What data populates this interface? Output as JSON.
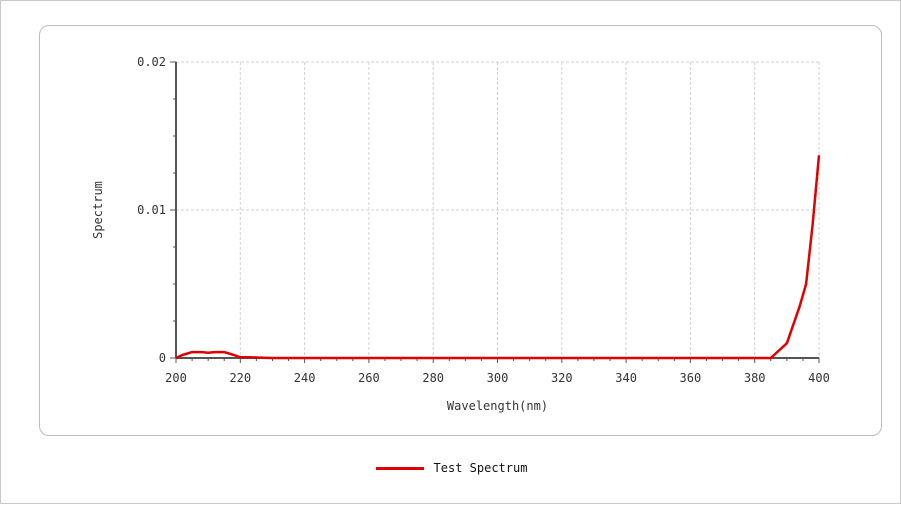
{
  "chart_data": {
    "type": "line",
    "title": "",
    "xlabel": "Wavelength(nm)",
    "ylabel": "Spectrum",
    "xlim": [
      200,
      400
    ],
    "ylim": [
      0,
      0.02
    ],
    "x_ticks": [
      "200",
      "220",
      "240",
      "260",
      "280",
      "300",
      "320",
      "340",
      "360",
      "380",
      "400"
    ],
    "y_ticks": [
      "0",
      "0.01",
      "0.02"
    ],
    "grid": true,
    "legend_position": "bottom-center",
    "series": [
      {
        "name": "Test Spectrum",
        "color": "#e00000",
        "x": [
          200,
          202,
          205,
          208,
          210,
          212,
          215,
          218,
          220,
          223,
          227,
          230,
          240,
          260,
          280,
          300,
          320,
          340,
          360,
          380,
          385,
          390,
          394,
          396,
          398,
          400
        ],
        "y": [
          0,
          0.0002,
          0.0004,
          0.0004,
          0.00035,
          0.0004,
          0.0004,
          0.0002,
          5e-05,
          5e-05,
          2e-05,
          0,
          0,
          0,
          0,
          0,
          0,
          0,
          0,
          0,
          0,
          0.001,
          0.0035,
          0.005,
          0.009,
          0.0137
        ]
      }
    ]
  }
}
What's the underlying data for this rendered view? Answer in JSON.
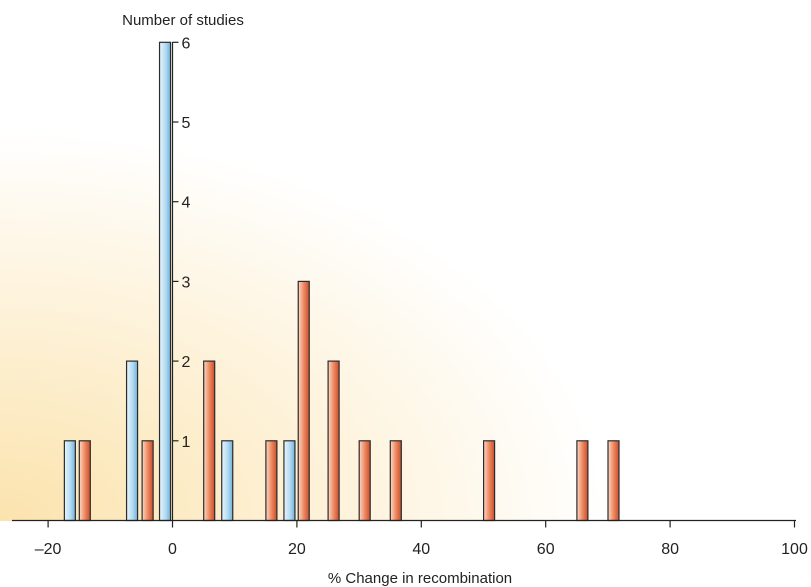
{
  "chart_data": {
    "type": "bar",
    "xlabel": "% Change in recombination",
    "ylabel": "Number of studies",
    "xlim": [
      -25,
      100
    ],
    "ylim": [
      0,
      6
    ],
    "x_ticks": [
      "–20",
      "0",
      "20",
      "40",
      "60",
      "80",
      "100"
    ],
    "x_tick_values": [
      -20,
      0,
      20,
      40,
      60,
      80,
      100
    ],
    "y_ticks": [
      "1",
      "2",
      "3",
      "4",
      "5",
      "6"
    ],
    "y_tick_values": [
      1,
      2,
      3,
      4,
      5,
      6
    ],
    "grid": false,
    "series": [
      {
        "color": "#a9d3ec",
        "points": [
          {
            "x": -16.5,
            "y": 1
          },
          {
            "x": -6.5,
            "y": 2
          },
          {
            "x": -1.2,
            "y": 6
          },
          {
            "x": 8.8,
            "y": 1
          },
          {
            "x": 18.8,
            "y": 1
          }
        ]
      },
      {
        "color": "#e8764f",
        "points": [
          {
            "x": -14.1,
            "y": 1
          },
          {
            "x": -4.0,
            "y": 1
          },
          {
            "x": 5.9,
            "y": 2
          },
          {
            "x": 15.9,
            "y": 1
          },
          {
            "x": 21.1,
            "y": 3
          },
          {
            "x": 25.9,
            "y": 2
          },
          {
            "x": 30.9,
            "y": 1
          },
          {
            "x": 35.9,
            "y": 1
          },
          {
            "x": 50.9,
            "y": 1
          },
          {
            "x": 65.9,
            "y": 1
          },
          {
            "x": 70.9,
            "y": 1
          }
        ]
      }
    ]
  },
  "colors": {
    "background_glow": "#fbe3ad",
    "axis": "#222222",
    "bar_outline": "#2b2b2b"
  }
}
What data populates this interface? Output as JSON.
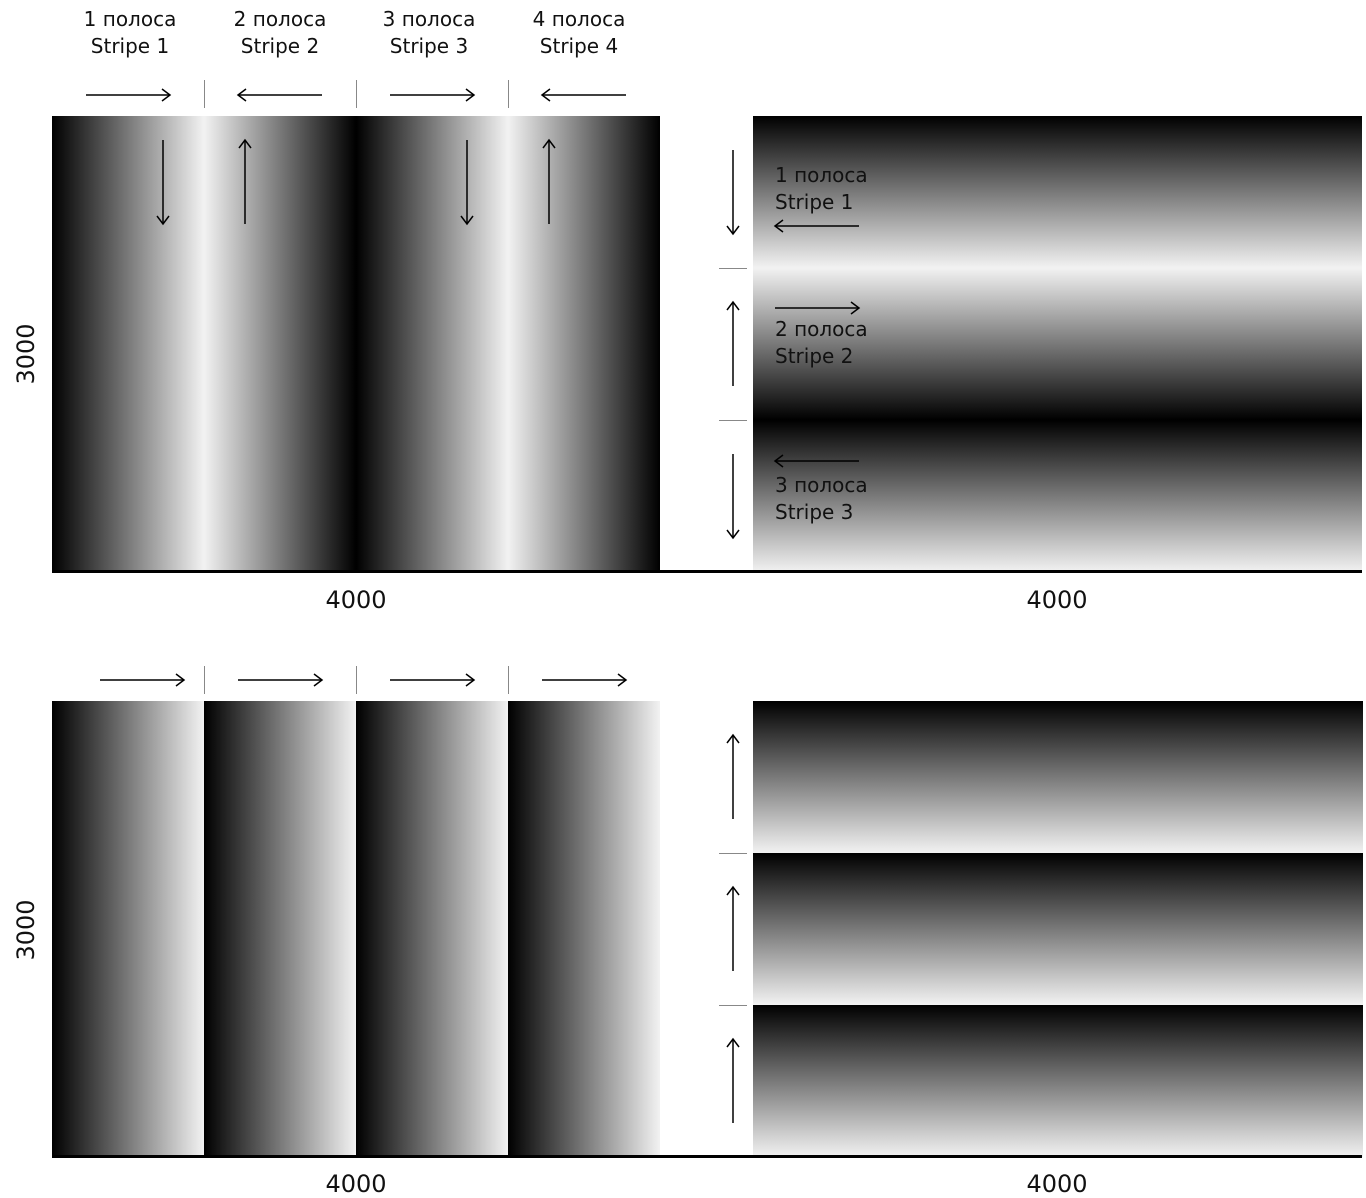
{
  "quadrants": {
    "top_left": {
      "stripes": [
        {
          "line1": "1 полоса",
          "line2": "Stripe 1"
        },
        {
          "line1": "2 полоса",
          "line2": "Stripe 2"
        },
        {
          "line1": "3 полоса",
          "line2": "Stripe 3"
        },
        {
          "line1": "4 полоса",
          "line2": "Stripe 4"
        }
      ],
      "width_label": "4000",
      "height_label": "3000"
    },
    "top_right": {
      "stripes": [
        {
          "line1": "1 полоса",
          "line2": "Stripe 1"
        },
        {
          "line1": "2 полоса",
          "line2": "Stripe 2"
        },
        {
          "line1": "3 полоса",
          "line2": "Stripe 3"
        }
      ],
      "width_label": "4000"
    },
    "bottom_left": {
      "width_label": "4000",
      "height_label": "3000"
    },
    "bottom_right": {
      "width_label": "4000"
    }
  },
  "colors": {
    "dark": "#000000",
    "light": "#f2f2f2",
    "separator": "#888888"
  }
}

-*-

- _To be done_:
Copy out all of the data word for word. Do not carry over any picture.

- _The reply_:
What data populates this interface? Output as JSON.
{
  "chart_data": {
    "type": "line",
    "title": "",
    "xlabel": "Wavelength(nm)",
    "ylabel": "Spectrum",
    "xlim": [
      200,
      400
    ],
    "ylim": [
      0,
      0.02
    ],
    "x_ticks": [
      "200",
      "220",
      "240",
      "260",
      "280",
      "300",
      "320",
      "340",
      "360",
      "380",
      "400"
    ],
    "y_ticks": [
      "0",
      "0.01",
      "0.02"
    ],
    "grid": true,
    "legend_position": "bottom-center",
    "series": [
      {
        "name": "Test Spectrum",
        "color": "#e00000",
        "x": [
          200,
          202,
          205,
          208,
          210,
          212,
          215,
          218,
          220,
          223,
          227,
          230,
          240,
          260,
          280,
          300,
          320,
          340,
          360,
          380,
          385,
          390,
          394,
          396,
          398,
          400
        ],
        "y": [
          0,
          0.0002,
          0.0004,
          0.0004,
          0.00035,
          0.0004,
          0.0004,
          0.0002,
          5e-05,
          5e-05,
          2e-05,
          0,
          0,
          0,
          0,
          0,
          0,
          0,
          0,
          0,
          0,
          0.001,
          0.0035,
          0.005,
          0.009,
          0.0137
        ]
      }
    ]
  }
}
What's the underlying data for this rendered view? Answer in JSON.
{
  "chart_data": {
    "type": "bar",
    "xlabel": "% Change in recombination",
    "ylabel": "Number of studies",
    "xlim": [
      -25,
      100
    ],
    "ylim": [
      0,
      6
    ],
    "x_ticks": [
      "–20",
      "0",
      "20",
      "40",
      "60",
      "80",
      "100"
    ],
    "x_tick_values": [
      -20,
      0,
      20,
      40,
      60,
      80,
      100
    ],
    "y_ticks": [
      "1",
      "2",
      "3",
      "4",
      "5",
      "6"
    ],
    "y_tick_values": [
      1,
      2,
      3,
      4,
      5,
      6
    ],
    "grid": false,
    "series": [
      {
        "color": "#a9d3ec",
        "points": [
          {
            "x": -16.5,
            "y": 1
          },
          {
            "x": -6.5,
            "y": 2
          },
          {
            "x": -1.2,
            "y": 6
          },
          {
            "x": 8.8,
            "y": 1
          },
          {
            "x": 18.8,
            "y": 1
          }
        ]
      },
      {
        "color": "#e8764f",
        "points": [
          {
            "x": -14.1,
            "y": 1
          },
          {
            "x": -4.0,
            "y": 1
          },
          {
            "x": 5.9,
            "y": 2
          },
          {
            "x": 15.9,
            "y": 1
          },
          {
            "x": 21.1,
            "y": 3
          },
          {
            "x": 25.9,
            "y": 2
          },
          {
            "x": 30.9,
            "y": 1
          },
          {
            "x": 35.9,
            "y": 1
          },
          {
            "x": 50.9,
            "y": 1
          },
          {
            "x": 65.9,
            "y": 1
          },
          {
            "x": 70.9,
            "y": 1
          }
        ]
      }
    ]
  },
  "colors": {
    "background_glow": "#fbe3ad",
    "axis": "#222222",
    "bar_outline": "#2b2b2b"
  }
}
What data populates this interface? Output as JSON.
{
  "quadrants": {
    "top_left": {
      "stripes": [
        {
          "line1": "1 полоса",
          "line2": "Stripe 1"
        },
        {
          "line1": "2 полоса",
          "line2": "Stripe 2"
        },
        {
          "line1": "3 полоса",
          "line2": "Stripe 3"
        },
        {
          "line1": "4 полоса",
          "line2": "Stripe 4"
        }
      ],
      "width_label": "4000",
      "height_label": "3000"
    },
    "top_right": {
      "stripes": [
        {
          "line1": "1 полоса",
          "line2": "Stripe 1"
        },
        {
          "line1": "2 полоса",
          "line2": "Stripe 2"
        },
        {
          "line1": "3 полоса",
          "line2": "Stripe 3"
        }
      ],
      "width_label": "4000"
    },
    "bottom_left": {
      "width_label": "4000",
      "height_label": "3000"
    },
    "bottom_right": {
      "width_label": "4000"
    }
  },
  "colors": {
    "dark": "#000000",
    "light": "#f2f2f2",
    "separator": "#888888"
  }
}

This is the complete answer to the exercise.